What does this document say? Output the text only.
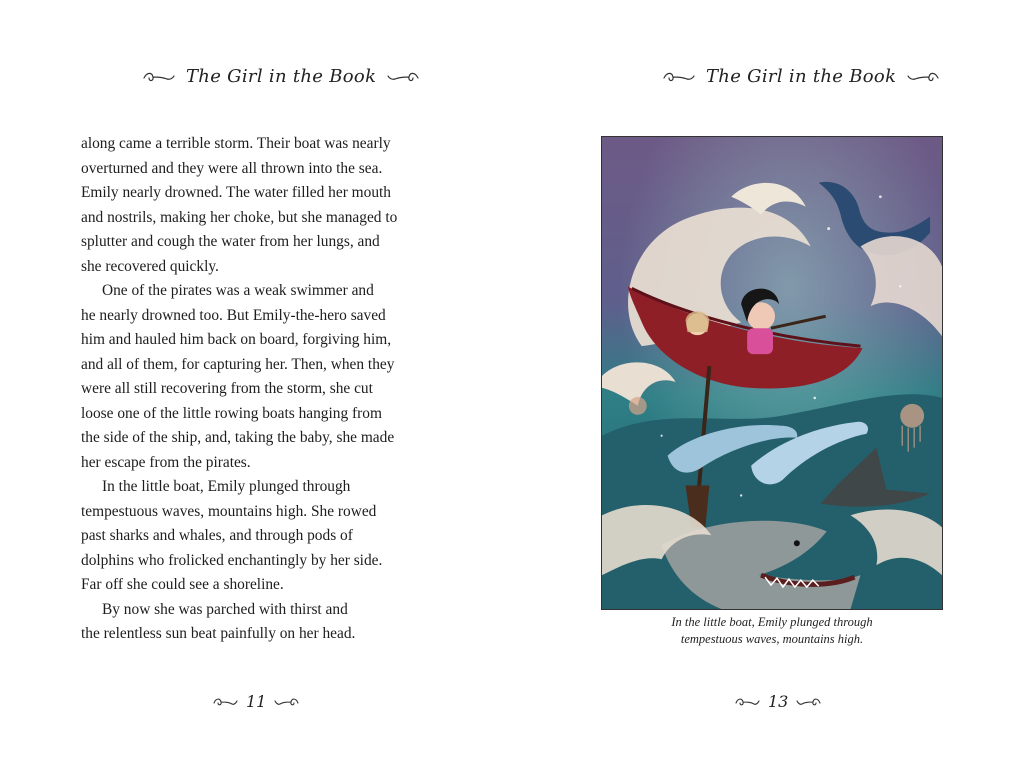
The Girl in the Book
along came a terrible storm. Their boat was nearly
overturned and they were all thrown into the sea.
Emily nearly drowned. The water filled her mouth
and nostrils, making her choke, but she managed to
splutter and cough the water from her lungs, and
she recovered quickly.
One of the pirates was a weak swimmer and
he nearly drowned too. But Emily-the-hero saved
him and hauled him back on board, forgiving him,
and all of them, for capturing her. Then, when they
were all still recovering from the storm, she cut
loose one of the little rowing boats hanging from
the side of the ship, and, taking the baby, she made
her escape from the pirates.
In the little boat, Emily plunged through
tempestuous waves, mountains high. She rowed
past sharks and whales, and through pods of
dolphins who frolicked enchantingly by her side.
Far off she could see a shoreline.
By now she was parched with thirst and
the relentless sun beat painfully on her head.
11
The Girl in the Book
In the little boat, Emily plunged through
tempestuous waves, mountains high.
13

********

- _To do_: All records must be output exactly as they are, except for the pictures, which are left out.

- _Problem solution_:
What does this document say? Output the text only.
The Girl in the Book
along came a terrible storm. Their boat was nearly
overturned and they were all thrown into the sea.
Emily nearly drowned. The water filled her mouth
and nostrils, making her choke, but she managed to
splutter and cough the water from her lungs, and
she recovered quickly.
One of the pirates was a weak swimmer and
he nearly drowned too. But Emily-the-hero saved
him and hauled him back on board, forgiving him,
and all of them, for capturing her. Then, when they
were all still recovering from the storm, she cut
loose one of the little rowing boats hanging from
the side of the ship, and, taking the baby, she made
her escape from the pirates.
In the little boat, Emily plunged through
tempestuous waves, mountains high. She rowed
past sharks and whales, and through pods of
dolphins who frolicked enchantingly by her side.
Far off she could see a shoreline.
By now she was parched with thirst and
the relentless sun beat painfully on her head.
11
The Girl in the Book
In the little boat, Emily plunged through
tempestuous waves, mountains high.
13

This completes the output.